• [Request] Track down the lines that contain "Access" and copy them.

• [Data in this exercise]
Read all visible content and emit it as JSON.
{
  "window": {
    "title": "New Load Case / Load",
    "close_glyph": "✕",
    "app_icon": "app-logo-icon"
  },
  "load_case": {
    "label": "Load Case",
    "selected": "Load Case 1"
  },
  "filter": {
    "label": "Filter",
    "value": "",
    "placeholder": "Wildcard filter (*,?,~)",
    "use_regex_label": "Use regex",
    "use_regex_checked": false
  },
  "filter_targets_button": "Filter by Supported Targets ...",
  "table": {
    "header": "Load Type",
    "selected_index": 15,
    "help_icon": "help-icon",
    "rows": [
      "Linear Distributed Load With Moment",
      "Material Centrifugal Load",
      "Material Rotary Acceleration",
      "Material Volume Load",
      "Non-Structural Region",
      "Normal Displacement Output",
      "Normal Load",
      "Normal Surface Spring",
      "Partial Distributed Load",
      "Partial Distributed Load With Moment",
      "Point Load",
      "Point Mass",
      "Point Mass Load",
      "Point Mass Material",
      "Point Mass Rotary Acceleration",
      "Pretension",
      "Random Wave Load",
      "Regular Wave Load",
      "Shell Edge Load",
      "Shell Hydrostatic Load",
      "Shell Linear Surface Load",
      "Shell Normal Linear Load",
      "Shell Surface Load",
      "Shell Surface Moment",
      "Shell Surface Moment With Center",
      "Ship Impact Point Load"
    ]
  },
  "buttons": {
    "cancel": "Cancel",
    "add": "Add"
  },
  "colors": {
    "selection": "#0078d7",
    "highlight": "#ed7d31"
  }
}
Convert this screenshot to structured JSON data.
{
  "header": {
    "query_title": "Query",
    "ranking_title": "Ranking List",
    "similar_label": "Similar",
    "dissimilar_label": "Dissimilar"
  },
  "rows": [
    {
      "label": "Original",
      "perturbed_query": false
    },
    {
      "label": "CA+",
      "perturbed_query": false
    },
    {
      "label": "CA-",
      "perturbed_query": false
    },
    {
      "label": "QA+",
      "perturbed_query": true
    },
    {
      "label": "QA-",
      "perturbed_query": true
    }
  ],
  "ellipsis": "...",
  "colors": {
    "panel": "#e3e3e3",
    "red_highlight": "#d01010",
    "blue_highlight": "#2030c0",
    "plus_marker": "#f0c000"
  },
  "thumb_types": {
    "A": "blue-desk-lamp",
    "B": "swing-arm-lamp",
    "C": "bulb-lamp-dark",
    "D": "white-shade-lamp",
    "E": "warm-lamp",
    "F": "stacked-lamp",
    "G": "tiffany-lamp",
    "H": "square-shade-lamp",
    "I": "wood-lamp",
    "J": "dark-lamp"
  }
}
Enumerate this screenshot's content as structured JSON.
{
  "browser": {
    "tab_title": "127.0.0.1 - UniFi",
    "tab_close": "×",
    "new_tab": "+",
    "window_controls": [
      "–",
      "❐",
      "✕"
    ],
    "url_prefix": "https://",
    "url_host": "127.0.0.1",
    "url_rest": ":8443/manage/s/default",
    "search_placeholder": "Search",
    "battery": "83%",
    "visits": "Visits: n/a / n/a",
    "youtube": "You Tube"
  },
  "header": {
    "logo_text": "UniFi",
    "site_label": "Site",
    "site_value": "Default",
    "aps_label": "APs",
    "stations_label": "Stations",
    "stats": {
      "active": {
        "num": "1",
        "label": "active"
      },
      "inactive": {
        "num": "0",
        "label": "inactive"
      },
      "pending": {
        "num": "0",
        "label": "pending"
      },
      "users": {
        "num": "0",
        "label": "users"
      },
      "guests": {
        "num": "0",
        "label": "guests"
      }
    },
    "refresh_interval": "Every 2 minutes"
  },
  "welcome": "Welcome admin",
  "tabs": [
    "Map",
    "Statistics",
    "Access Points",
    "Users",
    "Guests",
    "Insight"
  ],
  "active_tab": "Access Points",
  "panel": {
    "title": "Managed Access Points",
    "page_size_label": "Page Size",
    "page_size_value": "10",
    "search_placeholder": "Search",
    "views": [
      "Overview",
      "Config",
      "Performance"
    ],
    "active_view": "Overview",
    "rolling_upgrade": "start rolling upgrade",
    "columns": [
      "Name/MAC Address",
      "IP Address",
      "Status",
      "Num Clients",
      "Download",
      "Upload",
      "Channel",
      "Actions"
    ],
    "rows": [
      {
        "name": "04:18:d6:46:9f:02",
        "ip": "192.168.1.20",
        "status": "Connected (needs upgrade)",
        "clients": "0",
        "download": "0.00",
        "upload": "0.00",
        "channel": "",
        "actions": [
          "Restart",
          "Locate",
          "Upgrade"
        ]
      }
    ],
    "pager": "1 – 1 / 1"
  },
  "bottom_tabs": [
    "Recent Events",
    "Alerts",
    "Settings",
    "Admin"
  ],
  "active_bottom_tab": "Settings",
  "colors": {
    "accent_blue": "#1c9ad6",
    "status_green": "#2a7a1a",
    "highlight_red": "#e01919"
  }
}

• [Solution]
    "Access Points",
  "active_tab": "Access Points",
    "title": "Managed Access Points",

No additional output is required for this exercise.